Set down all of the data exactly as it appears.

☆ ☆ ☆

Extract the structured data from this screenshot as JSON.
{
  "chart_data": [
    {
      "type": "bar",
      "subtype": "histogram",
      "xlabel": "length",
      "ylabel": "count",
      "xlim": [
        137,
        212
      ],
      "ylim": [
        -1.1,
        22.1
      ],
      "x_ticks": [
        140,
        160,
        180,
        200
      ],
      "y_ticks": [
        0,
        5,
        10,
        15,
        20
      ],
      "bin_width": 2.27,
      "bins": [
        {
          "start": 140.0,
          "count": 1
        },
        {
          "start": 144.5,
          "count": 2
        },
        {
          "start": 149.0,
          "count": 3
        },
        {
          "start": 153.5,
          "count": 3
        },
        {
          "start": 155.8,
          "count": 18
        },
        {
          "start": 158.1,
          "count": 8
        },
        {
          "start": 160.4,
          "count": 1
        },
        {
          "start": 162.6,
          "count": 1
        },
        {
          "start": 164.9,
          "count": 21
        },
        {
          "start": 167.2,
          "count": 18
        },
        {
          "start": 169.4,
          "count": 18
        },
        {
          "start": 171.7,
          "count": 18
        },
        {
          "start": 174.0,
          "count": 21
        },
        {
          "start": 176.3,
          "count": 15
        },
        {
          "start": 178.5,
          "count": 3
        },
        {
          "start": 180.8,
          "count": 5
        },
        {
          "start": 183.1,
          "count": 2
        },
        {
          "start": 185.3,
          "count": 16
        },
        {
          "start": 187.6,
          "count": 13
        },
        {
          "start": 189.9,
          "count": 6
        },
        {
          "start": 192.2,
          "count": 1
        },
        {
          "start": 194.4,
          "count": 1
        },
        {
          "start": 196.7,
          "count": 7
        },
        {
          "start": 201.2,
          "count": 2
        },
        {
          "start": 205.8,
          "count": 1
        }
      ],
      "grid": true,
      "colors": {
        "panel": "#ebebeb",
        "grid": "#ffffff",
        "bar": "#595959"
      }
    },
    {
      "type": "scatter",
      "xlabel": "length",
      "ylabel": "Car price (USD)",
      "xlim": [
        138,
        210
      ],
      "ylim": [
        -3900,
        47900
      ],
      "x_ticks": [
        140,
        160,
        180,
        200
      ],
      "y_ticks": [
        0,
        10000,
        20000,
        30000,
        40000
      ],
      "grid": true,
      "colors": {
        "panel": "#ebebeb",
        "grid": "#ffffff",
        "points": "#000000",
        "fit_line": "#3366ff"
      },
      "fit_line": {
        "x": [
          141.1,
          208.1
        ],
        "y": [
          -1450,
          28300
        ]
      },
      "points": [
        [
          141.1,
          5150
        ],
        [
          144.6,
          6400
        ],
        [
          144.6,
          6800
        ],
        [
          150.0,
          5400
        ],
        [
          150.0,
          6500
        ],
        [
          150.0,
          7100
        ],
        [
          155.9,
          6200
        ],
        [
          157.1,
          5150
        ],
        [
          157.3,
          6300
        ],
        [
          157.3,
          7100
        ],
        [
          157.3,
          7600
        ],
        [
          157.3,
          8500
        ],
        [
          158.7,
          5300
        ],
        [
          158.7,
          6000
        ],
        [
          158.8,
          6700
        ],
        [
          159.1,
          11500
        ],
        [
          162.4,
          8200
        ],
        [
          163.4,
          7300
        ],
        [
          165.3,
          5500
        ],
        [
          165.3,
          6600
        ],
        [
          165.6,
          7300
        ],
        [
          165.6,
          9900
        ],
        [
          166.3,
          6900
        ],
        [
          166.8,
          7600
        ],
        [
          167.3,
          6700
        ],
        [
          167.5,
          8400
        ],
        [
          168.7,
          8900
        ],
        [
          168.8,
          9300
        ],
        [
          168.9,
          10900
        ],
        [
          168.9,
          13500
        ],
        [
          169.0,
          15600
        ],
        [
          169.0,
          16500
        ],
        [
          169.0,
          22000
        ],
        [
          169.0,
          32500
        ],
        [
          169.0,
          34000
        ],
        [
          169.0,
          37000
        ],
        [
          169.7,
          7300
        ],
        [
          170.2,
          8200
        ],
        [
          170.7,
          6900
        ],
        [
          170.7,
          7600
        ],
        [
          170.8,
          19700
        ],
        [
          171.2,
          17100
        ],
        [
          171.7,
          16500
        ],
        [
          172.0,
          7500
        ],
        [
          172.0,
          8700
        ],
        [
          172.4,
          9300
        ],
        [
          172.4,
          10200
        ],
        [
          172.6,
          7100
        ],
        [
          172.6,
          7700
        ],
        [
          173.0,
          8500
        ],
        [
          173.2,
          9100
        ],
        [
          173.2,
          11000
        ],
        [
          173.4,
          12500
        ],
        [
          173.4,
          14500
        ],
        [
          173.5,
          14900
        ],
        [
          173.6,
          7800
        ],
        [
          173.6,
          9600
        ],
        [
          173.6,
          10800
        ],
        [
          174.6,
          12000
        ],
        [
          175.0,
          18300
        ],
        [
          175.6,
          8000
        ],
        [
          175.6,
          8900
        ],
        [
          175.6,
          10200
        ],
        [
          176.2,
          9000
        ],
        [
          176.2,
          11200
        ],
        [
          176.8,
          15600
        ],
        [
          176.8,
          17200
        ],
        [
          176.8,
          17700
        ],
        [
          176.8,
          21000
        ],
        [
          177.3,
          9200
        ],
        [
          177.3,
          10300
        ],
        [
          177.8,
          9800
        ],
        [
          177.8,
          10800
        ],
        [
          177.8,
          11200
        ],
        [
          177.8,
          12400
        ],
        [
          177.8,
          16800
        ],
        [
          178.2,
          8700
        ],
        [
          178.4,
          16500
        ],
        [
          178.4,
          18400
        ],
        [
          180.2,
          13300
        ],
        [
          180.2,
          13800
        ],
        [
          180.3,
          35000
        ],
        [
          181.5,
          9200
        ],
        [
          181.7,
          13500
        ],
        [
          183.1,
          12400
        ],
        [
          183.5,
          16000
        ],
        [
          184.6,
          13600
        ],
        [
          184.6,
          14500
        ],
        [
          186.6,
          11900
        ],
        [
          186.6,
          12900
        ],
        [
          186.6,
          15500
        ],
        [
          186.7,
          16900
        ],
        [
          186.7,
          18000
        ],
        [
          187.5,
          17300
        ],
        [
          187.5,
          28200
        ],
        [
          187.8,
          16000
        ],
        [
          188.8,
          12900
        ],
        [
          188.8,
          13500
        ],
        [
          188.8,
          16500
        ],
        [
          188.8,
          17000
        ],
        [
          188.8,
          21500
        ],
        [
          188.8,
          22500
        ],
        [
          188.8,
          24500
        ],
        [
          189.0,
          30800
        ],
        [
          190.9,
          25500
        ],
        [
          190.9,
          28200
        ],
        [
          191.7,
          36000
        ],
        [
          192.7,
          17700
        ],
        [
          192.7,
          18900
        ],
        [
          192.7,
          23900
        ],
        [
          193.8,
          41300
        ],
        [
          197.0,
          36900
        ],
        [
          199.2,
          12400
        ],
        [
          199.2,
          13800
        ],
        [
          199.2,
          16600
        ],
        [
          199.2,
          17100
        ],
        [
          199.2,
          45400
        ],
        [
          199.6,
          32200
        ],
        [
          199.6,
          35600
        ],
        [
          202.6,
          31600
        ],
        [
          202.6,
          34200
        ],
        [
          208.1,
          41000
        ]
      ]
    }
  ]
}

☆ ☆ ☆

Expected answer
Extract the structured data from this screenshot as JSON.
{
  "chart_data": [
    {
      "type": "bar",
      "subtype": "histogram",
      "xlabel": "length",
      "ylabel": "count",
      "xlim": [
        137,
        212
      ],
      "ylim": [
        -1.1,
        22.1
      ],
      "x_ticks": [
        140,
        160,
        180,
        200
      ],
      "y_ticks": [
        0,
        5,
        10,
        15,
        20
      ],
      "bin_width": 2.27,
      "bins": [
        {
          "start": 140.0,
          "count": 1
        },
        {
          "start": 144.5,
          "count": 2
        },
        {
          "start": 149.0,
          "count": 3
        },
        {
          "start": 153.5,
          "count": 3
        },
        {
          "start": 155.8,
          "count": 18
        },
        {
          "start": 158.1,
          "count": 8
        },
        {
          "start": 160.4,
          "count": 1
        },
        {
          "start": 162.6,
          "count": 1
        },
        {
          "start": 164.9,
          "count": 21
        },
        {
          "start": 167.2,
          "count": 18
        },
        {
          "start": 169.4,
          "count": 18
        },
        {
          "start": 171.7,
          "count": 18
        },
        {
          "start": 174.0,
          "count": 21
        },
        {
          "start": 176.3,
          "count": 15
        },
        {
          "start": 178.5,
          "count": 3
        },
        {
          "start": 180.8,
          "count": 5
        },
        {
          "start": 183.1,
          "count": 2
        },
        {
          "start": 185.3,
          "count": 16
        },
        {
          "start": 187.6,
          "count": 13
        },
        {
          "start": 189.9,
          "count": 6
        },
        {
          "start": 192.2,
          "count": 1
        },
        {
          "start": 194.4,
          "count": 1
        },
        {
          "start": 196.7,
          "count": 7
        },
        {
          "start": 201.2,
          "count": 2
        },
        {
          "start": 205.8,
          "count": 1
        }
      ],
      "grid": true,
      "colors": {
        "panel": "#ebebeb",
        "grid": "#ffffff",
        "bar": "#595959"
      }
    },
    {
      "type": "scatter",
      "xlabel": "length",
      "ylabel": "Car price (USD)",
      "xlim": [
        138,
        210
      ],
      "ylim": [
        -3900,
        47900
      ],
      "x_ticks": [
        140,
        160,
        180,
        200
      ],
      "y_ticks": [
        0,
        10000,
        20000,
        30000,
        40000
      ],
      "grid": true,
      "colors": {
        "panel": "#ebebeb",
        "grid": "#ffffff",
        "points": "#000000",
        "fit_line": "#3366ff"
      },
      "fit_line": {
        "x": [
          141.1,
          208.1
        ],
        "y": [
          -1450,
          28300
        ]
      },
      "points": [
        [
          141.1,
          5150
        ],
        [
          144.6,
          6400
        ],
        [
          144.6,
          6800
        ],
        [
          150.0,
          5400
        ],
        [
          150.0,
          6500
        ],
        [
          150.0,
          7100
        ],
        [
          155.9,
          6200
        ],
        [
          157.1,
          5150
        ],
        [
          157.3,
          6300
        ],
        [
          157.3,
          7100
        ],
        [
          157.3,
          7600
        ],
        [
          157.3,
          8500
        ],
        [
          158.7,
          5300
        ],
        [
          158.7,
          6000
        ],
        [
          158.8,
          6700
        ],
        [
          159.1,
          11500
        ],
        [
          162.4,
          8200
        ],
        [
          163.4,
          7300
        ],
        [
          165.3,
          5500
        ],
        [
          165.3,
          6600
        ],
        [
          165.6,
          7300
        ],
        [
          165.6,
          9900
        ],
        [
          166.3,
          6900
        ],
        [
          166.8,
          7600
        ],
        [
          167.3,
          6700
        ],
        [
          167.5,
          8400
        ],
        [
          168.7,
          8900
        ],
        [
          168.8,
          9300
        ],
        [
          168.9,
          10900
        ],
        [
          168.9,
          13500
        ],
        [
          169.0,
          15600
        ],
        [
          169.0,
          16500
        ],
        [
          169.0,
          22000
        ],
        [
          169.0,
          32500
        ],
        [
          169.0,
          34000
        ],
        [
          169.0,
          37000
        ],
        [
          169.7,
          7300
        ],
        [
          170.2,
          8200
        ],
        [
          170.7,
          6900
        ],
        [
          170.7,
          7600
        ],
        [
          170.8,
          19700
        ],
        [
          171.2,
          17100
        ],
        [
          171.7,
          16500
        ],
        [
          172.0,
          7500
        ],
        [
          172.0,
          8700
        ],
        [
          172.4,
          9300
        ],
        [
          172.4,
          10200
        ],
        [
          172.6,
          7100
        ],
        [
          172.6,
          7700
        ],
        [
          173.0,
          8500
        ],
        [
          173.2,
          9100
        ],
        [
          173.2,
          11000
        ],
        [
          173.4,
          12500
        ],
        [
          173.4,
          14500
        ],
        [
          173.5,
          14900
        ],
        [
          173.6,
          7800
        ],
        [
          173.6,
          9600
        ],
        [
          173.6,
          10800
        ],
        [
          174.6,
          12000
        ],
        [
          175.0,
          18300
        ],
        [
          175.6,
          8000
        ],
        [
          175.6,
          8900
        ],
        [
          175.6,
          10200
        ],
        [
          176.2,
          9000
        ],
        [
          176.2,
          11200
        ],
        [
          176.8,
          15600
        ],
        [
          176.8,
          17200
        ],
        [
          176.8,
          17700
        ],
        [
          176.8,
          21000
        ],
        [
          177.3,
          9200
        ],
        [
          177.3,
          10300
        ],
        [
          177.8,
          9800
        ],
        [
          177.8,
          10800
        ],
        [
          177.8,
          11200
        ],
        [
          177.8,
          12400
        ],
        [
          177.8,
          16800
        ],
        [
          178.2,
          8700
        ],
        [
          178.4,
          16500
        ],
        [
          178.4,
          18400
        ],
        [
          180.2,
          13300
        ],
        [
          180.2,
          13800
        ],
        [
          180.3,
          35000
        ],
        [
          181.5,
          9200
        ],
        [
          181.7,
          13500
        ],
        [
          183.1,
          12400
        ],
        [
          183.5,
          16000
        ],
        [
          184.6,
          13600
        ],
        [
          184.6,
          14500
        ],
        [
          186.6,
          11900
        ],
        [
          186.6,
          12900
        ],
        [
          186.6,
          15500
        ],
        [
          186.7,
          16900
        ],
        [
          186.7,
          18000
        ],
        [
          187.5,
          17300
        ],
        [
          187.5,
          28200
        ],
        [
          187.8,
          16000
        ],
        [
          188.8,
          12900
        ],
        [
          188.8,
          13500
        ],
        [
          188.8,
          16500
        ],
        [
          188.8,
          17000
        ],
        [
          188.8,
          21500
        ],
        [
          188.8,
          22500
        ],
        [
          188.8,
          24500
        ],
        [
          189.0,
          30800
        ],
        [
          190.9,
          25500
        ],
        [
          190.9,
          28200
        ],
        [
          191.7,
          36000
        ],
        [
          192.7,
          17700
        ],
        [
          192.7,
          18900
        ],
        [
          192.7,
          23900
        ],
        [
          193.8,
          41300
        ],
        [
          197.0,
          36900
        ],
        [
          199.2,
          12400
        ],
        [
          199.2,
          13800
        ],
        [
          199.2,
          16600
        ],
        [
          199.2,
          17100
        ],
        [
          199.2,
          45400
        ],
        [
          199.6,
          32200
        ],
        [
          199.6,
          35600
        ],
        [
          202.6,
          31600
        ],
        [
          202.6,
          34200
        ],
        [
          208.1,
          41000
        ]
      ]
    }
  ]
}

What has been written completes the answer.